Exercise brief —
Return each line of the material verbatim.

Figure collection entries:
>> Begin

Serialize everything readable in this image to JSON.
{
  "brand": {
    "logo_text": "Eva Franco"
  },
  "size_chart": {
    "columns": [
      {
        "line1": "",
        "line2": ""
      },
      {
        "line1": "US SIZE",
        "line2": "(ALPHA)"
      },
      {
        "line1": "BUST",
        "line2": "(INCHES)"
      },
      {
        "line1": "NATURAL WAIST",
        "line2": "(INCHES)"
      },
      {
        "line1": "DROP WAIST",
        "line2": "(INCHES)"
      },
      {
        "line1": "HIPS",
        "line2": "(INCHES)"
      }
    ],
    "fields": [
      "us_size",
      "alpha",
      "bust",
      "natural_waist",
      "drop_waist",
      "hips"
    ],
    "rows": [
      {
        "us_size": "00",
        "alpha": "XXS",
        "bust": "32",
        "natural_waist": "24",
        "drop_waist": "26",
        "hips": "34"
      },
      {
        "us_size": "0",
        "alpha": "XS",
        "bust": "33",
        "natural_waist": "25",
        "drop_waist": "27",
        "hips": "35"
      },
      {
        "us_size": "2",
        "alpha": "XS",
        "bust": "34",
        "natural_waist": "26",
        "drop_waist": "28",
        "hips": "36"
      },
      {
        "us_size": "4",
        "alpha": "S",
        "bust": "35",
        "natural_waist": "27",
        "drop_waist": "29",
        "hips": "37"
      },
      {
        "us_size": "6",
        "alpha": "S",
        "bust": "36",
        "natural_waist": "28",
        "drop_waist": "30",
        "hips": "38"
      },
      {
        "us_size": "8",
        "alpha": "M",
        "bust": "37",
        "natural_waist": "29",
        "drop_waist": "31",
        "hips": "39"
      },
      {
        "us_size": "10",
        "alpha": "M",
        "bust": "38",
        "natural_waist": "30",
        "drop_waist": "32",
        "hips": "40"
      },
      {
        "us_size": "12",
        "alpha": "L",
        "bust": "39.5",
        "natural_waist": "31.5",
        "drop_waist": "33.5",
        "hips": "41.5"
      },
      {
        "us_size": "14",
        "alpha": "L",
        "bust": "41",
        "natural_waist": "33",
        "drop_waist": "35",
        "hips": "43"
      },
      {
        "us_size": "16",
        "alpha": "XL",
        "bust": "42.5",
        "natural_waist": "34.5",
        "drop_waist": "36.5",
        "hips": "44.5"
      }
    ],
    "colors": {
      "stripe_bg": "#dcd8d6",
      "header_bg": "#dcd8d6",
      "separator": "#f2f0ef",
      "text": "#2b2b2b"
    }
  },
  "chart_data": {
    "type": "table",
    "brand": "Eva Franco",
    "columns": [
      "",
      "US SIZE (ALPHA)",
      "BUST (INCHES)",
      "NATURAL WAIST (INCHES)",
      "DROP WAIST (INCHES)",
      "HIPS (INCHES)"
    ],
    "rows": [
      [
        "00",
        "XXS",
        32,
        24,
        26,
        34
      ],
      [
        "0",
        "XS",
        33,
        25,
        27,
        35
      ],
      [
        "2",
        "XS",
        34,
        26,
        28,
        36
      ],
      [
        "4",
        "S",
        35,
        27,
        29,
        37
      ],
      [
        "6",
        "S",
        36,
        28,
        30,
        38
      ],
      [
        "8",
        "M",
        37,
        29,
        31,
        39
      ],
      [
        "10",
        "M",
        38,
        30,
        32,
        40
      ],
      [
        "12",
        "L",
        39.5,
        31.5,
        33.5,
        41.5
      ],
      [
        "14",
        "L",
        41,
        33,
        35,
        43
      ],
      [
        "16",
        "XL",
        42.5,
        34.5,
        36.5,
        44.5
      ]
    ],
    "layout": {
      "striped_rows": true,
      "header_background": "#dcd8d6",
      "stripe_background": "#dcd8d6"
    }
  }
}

>> End

Task answer —
Serialize everything readable in this image to JSON.
{
  "brand": {
    "logo_text": "Eva Franco"
  },
  "size_chart": {
    "columns": [
      {
        "line1": "",
        "line2": ""
      },
      {
        "line1": "US SIZE",
        "line2": "(ALPHA)"
      },
      {
        "line1": "BUST",
        "line2": "(INCHES)"
      },
      {
        "line1": "NATURAL WAIST",
        "line2": "(INCHES)"
      },
      {
        "line1": "DROP WAIST",
        "line2": "(INCHES)"
      },
      {
        "line1": "HIPS",
        "line2": "(INCHES)"
      }
    ],
    "fields": [
      "us_size",
      "alpha",
      "bust",
      "natural_waist",
      "drop_waist",
      "hips"
    ],
    "rows": [
      {
        "us_size": "00",
        "alpha": "XXS",
        "bust": "32",
        "natural_waist": "24",
        "drop_waist": "26",
        "hips": "34"
      },
      {
        "us_size": "0",
        "alpha": "XS",
        "bust": "33",
        "natural_waist": "25",
        "drop_waist": "27",
        "hips": "35"
      },
      {
        "us_size": "2",
        "alpha": "XS",
        "bust": "34",
        "natural_waist": "26",
        "drop_waist": "28",
        "hips": "36"
      },
      {
        "us_size": "4",
        "alpha": "S",
        "bust": "35",
        "natural_waist": "27",
        "drop_waist": "29",
        "hips": "37"
      },
      {
        "us_size": "6",
        "alpha": "S",
        "bust": "36",
        "natural_waist": "28",
        "drop_waist": "30",
        "hips": "38"
      },
      {
        "us_size": "8",
        "alpha": "M",
        "bust": "37",
        "natural_waist": "29",
        "drop_waist": "31",
        "hips": "39"
      },
      {
        "us_size": "10",
        "alpha": "M",
        "bust": "38",
        "natural_waist": "30",
        "drop_waist": "32",
        "hips": "40"
      },
      {
        "us_size": "12",
        "alpha": "L",
        "bust": "39.5",
        "natural_waist": "31.5",
        "drop_waist": "33.5",
        "hips": "41.5"
      },
      {
        "us_size": "14",
        "alpha": "L",
        "bust": "41",
        "natural_waist": "33",
        "drop_waist": "35",
        "hips": "43"
      },
      {
        "us_size": "16",
        "alpha": "XL",
        "bust": "42.5",
        "natural_waist": "34.5",
        "drop_waist": "36.5",
        "hips": "44.5"
      }
    ],
    "colors": {
      "stripe_bg": "#dcd8d6",
      "header_bg": "#dcd8d6",
      "separator": "#f2f0ef",
      "text": "#2b2b2b"
    }
  },
  "chart_data": {
    "type": "table",
    "brand": "Eva Franco",
    "columns": [
      "",
      "US SIZE (ALPHA)",
      "BUST (INCHES)",
      "NATURAL WAIST (INCHES)",
      "DROP WAIST (INCHES)",
      "HIPS (INCHES)"
    ],
    "rows": [
      [
        "00",
        "XXS",
        32,
        24,
        26,
        34
      ],
      [
        "0",
        "XS",
        33,
        25,
        27,
        35
      ],
      [
        "2",
        "XS",
        34,
        26,
        28,
        36
      ],
      [
        "4",
        "S",
        35,
        27,
        29,
        37
      ],
      [
        "6",
        "S",
        36,
        28,
        30,
        38
      ],
      [
        "8",
        "M",
        37,
        29,
        31,
        39
      ],
      [
        "10",
        "M",
        38,
        30,
        32,
        40
      ],
      [
        "12",
        "L",
        39.5,
        31.5,
        33.5,
        41.5
      ],
      [
        "14",
        "L",
        41,
        33,
        35,
        43
      ],
      [
        "16",
        "XL",
        42.5,
        34.5,
        36.5,
        44.5
      ]
    ],
    "layout": {
      "striped_rows": true,
      "header_background": "#dcd8d6",
      "stripe_background": "#dcd8d6"
    }
  }
}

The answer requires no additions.